Task list >>
**1)** Set down word for word the part of the healthcare fraud passage starting with "Similarly, in January" and going on through "rare respiratory pathogens.".
**2)** In the healthcare fraud passage, how long is the Corporate Integrity Agreement that PPOA entered into with HHS-OIG?
**3)** Please write what comes next in the healthcare fraud passage, picking up after its final sentence.

Passage provided >>
════

In connection with the above overbilling, in order to secure a PPP loan from the SBA, the government asserted that PPOA falsely represented to the SBA that it was not engaged in such unlawful activity in order to obtain a $5.9 million in PPP funding.
PPOA also entered into a five-year Corporate Integrity Agreement (“CIA”) with the U.S. Department of Health and Human Services Office of Inspector General (HHS-OIG). Under the CIA, PPOA agreed to undertake significant compliance efforts, including: maintaining a compliance department, medical director and oversight board; retaining a compliance expert; providing management certifications; maintaining written standards, training and education; obtaining multiple annual claims reviews by an Independent Review Organization; establishing a risk assessment and internal review process; and implementing monitoring of testing referrals.
Similarly, in January 2022, a Florida man pled guilty today in the Southern District of Florida to a $6.9 million conspiracy to defraud Medicare by paying kickbacks and bribes to obtain doctors’ orders for medically unnecessary lab tests that were then billed to Medicare (Press Release). The government alleged that the defendant exploited the COVID-19 pandemic by bundling COVID-19 testing with other forms of testing that patients did not need, including genetic testing and tests for rare respiratory pathogens.
The defendant, owner of Boca Toxicology LLC (dba Lab Dynamics), allegedly exploited patients’ fears of COVID-19 by bundling COVID-19 tests with more expensive, medically unnecessary testing, including respiratory pathogen panel testing and, at times, genetic testing for cardiovascular diseases, cancer, diabetes, obesity, Parkinson’s, Alzheimer’s and dementia. In total, the defendant caused his laboratory to submit over $6.9 million in false and fraudulent claims to Medicare for these medically unnecessary tests.

════

Information supplied >>
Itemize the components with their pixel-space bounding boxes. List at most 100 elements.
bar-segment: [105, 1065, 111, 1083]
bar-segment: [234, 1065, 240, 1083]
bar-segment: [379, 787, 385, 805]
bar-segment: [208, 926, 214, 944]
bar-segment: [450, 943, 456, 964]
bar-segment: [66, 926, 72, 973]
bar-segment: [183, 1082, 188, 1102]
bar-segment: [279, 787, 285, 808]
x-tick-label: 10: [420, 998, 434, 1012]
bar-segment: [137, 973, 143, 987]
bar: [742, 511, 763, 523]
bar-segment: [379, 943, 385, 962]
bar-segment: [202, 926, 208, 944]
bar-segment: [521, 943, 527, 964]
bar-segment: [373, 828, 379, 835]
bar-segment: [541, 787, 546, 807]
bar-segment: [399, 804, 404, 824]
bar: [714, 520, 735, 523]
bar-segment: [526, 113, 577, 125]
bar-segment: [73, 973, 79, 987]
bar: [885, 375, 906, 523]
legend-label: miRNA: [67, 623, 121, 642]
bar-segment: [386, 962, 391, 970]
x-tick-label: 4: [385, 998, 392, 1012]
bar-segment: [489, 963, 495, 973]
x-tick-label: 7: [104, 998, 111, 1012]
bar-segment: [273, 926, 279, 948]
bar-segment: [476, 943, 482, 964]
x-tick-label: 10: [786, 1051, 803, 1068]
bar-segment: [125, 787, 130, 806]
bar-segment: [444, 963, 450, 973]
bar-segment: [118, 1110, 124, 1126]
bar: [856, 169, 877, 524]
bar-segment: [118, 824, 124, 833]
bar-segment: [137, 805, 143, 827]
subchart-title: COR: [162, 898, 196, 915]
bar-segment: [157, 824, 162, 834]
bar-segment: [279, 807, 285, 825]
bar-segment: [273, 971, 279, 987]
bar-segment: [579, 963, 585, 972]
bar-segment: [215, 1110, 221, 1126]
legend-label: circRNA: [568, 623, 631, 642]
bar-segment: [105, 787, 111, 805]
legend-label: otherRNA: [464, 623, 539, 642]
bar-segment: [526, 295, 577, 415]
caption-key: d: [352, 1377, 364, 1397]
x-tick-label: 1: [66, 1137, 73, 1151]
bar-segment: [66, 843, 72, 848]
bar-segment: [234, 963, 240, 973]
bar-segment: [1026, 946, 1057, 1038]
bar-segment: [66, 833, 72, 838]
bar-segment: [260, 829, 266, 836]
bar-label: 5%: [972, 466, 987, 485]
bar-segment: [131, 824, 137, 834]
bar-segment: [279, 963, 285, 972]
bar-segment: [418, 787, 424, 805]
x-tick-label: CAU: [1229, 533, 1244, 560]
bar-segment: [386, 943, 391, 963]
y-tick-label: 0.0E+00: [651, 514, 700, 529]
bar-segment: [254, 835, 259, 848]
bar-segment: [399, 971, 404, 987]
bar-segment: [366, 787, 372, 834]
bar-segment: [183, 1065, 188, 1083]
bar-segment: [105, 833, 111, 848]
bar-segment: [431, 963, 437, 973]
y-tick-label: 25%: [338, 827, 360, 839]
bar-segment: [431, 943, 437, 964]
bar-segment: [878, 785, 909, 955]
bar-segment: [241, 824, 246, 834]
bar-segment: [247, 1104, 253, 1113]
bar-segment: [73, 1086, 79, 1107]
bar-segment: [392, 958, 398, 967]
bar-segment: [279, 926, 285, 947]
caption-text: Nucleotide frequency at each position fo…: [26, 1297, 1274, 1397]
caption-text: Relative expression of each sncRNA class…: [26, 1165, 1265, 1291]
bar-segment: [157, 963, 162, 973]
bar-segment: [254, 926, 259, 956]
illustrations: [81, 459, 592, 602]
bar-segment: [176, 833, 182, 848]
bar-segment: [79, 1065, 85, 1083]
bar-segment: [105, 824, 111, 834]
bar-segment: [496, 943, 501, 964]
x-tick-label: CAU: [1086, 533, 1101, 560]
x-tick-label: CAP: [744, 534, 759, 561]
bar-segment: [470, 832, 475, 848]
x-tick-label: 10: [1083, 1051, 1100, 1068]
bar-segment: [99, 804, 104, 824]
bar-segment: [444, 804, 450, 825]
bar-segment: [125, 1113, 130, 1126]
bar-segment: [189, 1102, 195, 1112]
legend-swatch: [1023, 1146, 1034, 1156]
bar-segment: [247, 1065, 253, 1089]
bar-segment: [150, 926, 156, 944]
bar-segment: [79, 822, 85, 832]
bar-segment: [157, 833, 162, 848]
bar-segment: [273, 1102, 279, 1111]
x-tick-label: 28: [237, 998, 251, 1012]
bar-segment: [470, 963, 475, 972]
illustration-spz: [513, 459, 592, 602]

════

Numbered responses >>
**1)**
Similarly, in January 2022, a Florida man pled guilty today in the Southern District of Florida to a $6.9 million conspiracy to defraud Medicare by paying kickbacks and bribes to obtain doctors’ orders for medically unnecessary lab tests that were then billed to Medicare (Press Release). The government alleged that the defendant exploited the COVID-19 pandemic by bundling COVID-19 testing with other forms of testing that patients did not need, including genetic testing and tests for rare respiratory pathogens.

**2)** Five years.

**3)**
The defendant pled guilty to one count of conspiring to commit health care fraud. He was sentenced to 78 months in prison on March 30, 2022.
It is clear that the government’s enforcement focus remains targeted towards fraud in the COVID-19 space, with violators subject to severe civil and criminal consequences. Indeed, on July 20, 2022, the U.S. Department of Justice announced charges against 36 defendants for $1.2 billion in health care fraud relating to “payment of illegal kickbacks and bribes by laboratory owners and operators in exchange for the referral of patients by medical professionals working with fraudulent telemedicine and digital medical technology companies.” Recipients of COVID-19 relief funds and/or those involved in the COVID-19 testing space should take great care to ensure their processes are compliant with the Stark Law and the False Claims Act, as well as the Anti-Kickback Statute (“AKS”), Eliminating Kickbacks in Recover Act (“EKRA”), and any other applicable state laws.